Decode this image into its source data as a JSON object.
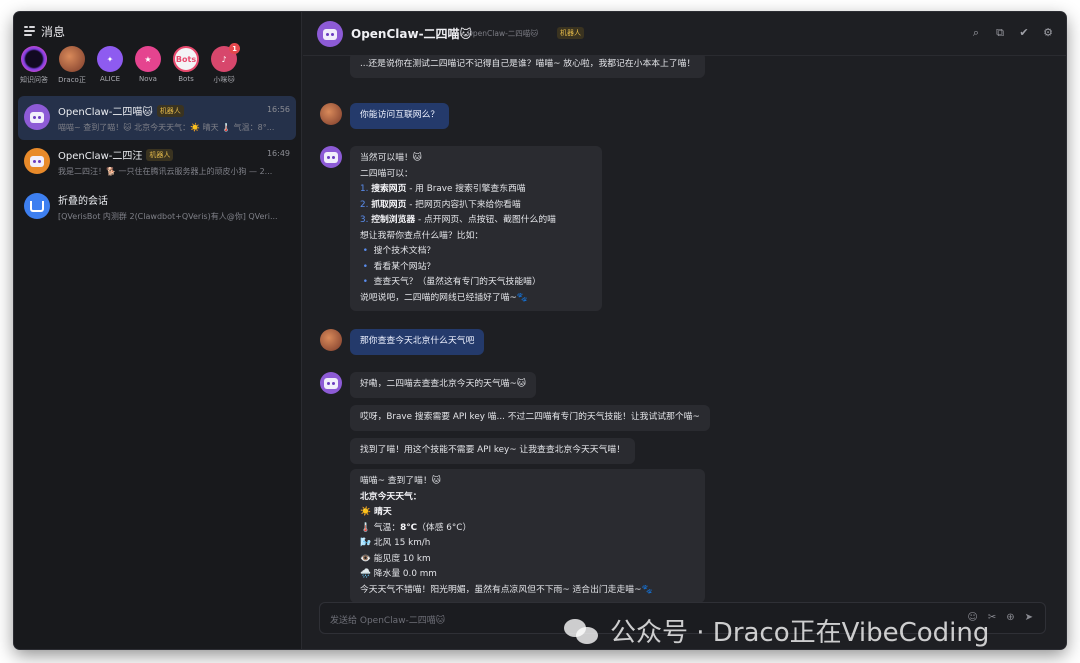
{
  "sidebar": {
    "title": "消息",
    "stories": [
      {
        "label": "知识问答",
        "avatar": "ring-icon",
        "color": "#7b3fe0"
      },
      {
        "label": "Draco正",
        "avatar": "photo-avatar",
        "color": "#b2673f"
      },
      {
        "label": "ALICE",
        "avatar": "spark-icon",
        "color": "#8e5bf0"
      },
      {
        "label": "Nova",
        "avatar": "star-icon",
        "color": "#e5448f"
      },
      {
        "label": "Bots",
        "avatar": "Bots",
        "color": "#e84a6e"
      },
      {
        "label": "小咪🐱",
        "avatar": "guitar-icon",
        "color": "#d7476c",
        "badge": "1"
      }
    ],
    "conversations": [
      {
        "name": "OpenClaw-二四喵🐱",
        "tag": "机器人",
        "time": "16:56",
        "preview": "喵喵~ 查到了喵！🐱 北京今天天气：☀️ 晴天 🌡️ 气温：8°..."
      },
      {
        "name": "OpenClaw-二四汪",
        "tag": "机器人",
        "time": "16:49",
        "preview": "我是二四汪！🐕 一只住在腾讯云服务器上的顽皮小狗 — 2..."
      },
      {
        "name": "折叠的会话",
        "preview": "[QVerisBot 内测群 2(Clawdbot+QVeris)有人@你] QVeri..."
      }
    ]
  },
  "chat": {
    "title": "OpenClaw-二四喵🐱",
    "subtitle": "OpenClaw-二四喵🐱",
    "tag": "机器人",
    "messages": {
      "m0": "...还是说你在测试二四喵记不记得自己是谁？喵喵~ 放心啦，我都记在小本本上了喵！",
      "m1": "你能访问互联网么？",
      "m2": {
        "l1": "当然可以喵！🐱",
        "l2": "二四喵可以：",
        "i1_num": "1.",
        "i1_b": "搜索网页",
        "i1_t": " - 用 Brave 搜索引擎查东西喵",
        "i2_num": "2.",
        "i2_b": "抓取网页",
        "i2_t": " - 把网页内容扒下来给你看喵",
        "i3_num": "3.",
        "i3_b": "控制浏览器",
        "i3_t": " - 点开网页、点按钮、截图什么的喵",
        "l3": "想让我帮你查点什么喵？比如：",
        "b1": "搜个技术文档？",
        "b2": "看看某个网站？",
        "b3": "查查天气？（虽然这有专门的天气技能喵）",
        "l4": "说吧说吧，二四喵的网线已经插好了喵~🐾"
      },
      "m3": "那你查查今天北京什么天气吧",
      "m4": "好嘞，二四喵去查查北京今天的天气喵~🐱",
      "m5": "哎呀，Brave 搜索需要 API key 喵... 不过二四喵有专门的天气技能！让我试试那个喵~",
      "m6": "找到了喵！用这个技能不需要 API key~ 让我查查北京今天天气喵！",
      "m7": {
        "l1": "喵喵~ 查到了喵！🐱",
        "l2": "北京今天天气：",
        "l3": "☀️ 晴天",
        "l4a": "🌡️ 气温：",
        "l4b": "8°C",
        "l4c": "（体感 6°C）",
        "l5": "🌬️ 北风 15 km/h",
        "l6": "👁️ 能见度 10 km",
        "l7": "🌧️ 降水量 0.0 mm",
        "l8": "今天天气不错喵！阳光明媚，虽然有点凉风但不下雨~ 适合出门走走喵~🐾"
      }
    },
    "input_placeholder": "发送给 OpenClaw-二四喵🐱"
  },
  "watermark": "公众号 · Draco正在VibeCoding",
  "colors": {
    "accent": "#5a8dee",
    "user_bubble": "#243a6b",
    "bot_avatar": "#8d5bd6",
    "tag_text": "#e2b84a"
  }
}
──────
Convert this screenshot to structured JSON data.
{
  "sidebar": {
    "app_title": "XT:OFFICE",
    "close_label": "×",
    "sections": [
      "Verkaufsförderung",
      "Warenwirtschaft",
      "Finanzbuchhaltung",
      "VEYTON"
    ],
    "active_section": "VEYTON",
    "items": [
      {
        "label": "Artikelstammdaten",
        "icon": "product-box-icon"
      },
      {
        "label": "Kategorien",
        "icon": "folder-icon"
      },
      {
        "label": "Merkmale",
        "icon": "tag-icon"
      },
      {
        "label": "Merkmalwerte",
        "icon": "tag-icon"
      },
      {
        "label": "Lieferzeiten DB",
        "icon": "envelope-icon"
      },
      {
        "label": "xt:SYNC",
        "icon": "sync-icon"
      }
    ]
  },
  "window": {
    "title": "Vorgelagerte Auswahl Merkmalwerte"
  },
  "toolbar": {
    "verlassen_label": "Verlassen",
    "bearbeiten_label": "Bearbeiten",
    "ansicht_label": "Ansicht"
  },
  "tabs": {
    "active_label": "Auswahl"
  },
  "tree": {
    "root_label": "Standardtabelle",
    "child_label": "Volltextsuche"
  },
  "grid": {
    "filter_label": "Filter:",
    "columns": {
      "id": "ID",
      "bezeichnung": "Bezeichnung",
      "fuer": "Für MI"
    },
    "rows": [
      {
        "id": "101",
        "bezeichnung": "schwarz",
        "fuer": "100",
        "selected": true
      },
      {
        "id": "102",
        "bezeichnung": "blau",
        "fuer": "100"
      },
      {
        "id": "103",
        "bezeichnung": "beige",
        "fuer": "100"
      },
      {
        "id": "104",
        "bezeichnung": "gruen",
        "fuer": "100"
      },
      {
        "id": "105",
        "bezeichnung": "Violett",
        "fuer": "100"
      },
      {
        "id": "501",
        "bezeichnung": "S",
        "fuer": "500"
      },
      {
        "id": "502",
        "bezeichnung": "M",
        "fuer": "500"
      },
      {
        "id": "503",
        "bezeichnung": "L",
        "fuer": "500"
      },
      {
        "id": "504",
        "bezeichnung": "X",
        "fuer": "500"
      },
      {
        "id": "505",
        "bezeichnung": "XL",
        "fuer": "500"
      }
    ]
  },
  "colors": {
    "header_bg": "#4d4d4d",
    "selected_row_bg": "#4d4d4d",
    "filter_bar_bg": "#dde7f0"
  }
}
──────
_Objective_
List every line from the entries above in which "preview" appears.

_Exercise solution_
        "preview": "喵喵~ 查到了喵！🐱 北京今天天气：☀️ 晴天 🌡️ 气温：8°..."
        "preview": "我是二四汪！🐕 一只住在腾讯云服务器上的顽皮小狗 — 2..."
        "preview": "[QVerisBot 内测群 2(Clawdbot+QVeris)有人@你] QVeri..."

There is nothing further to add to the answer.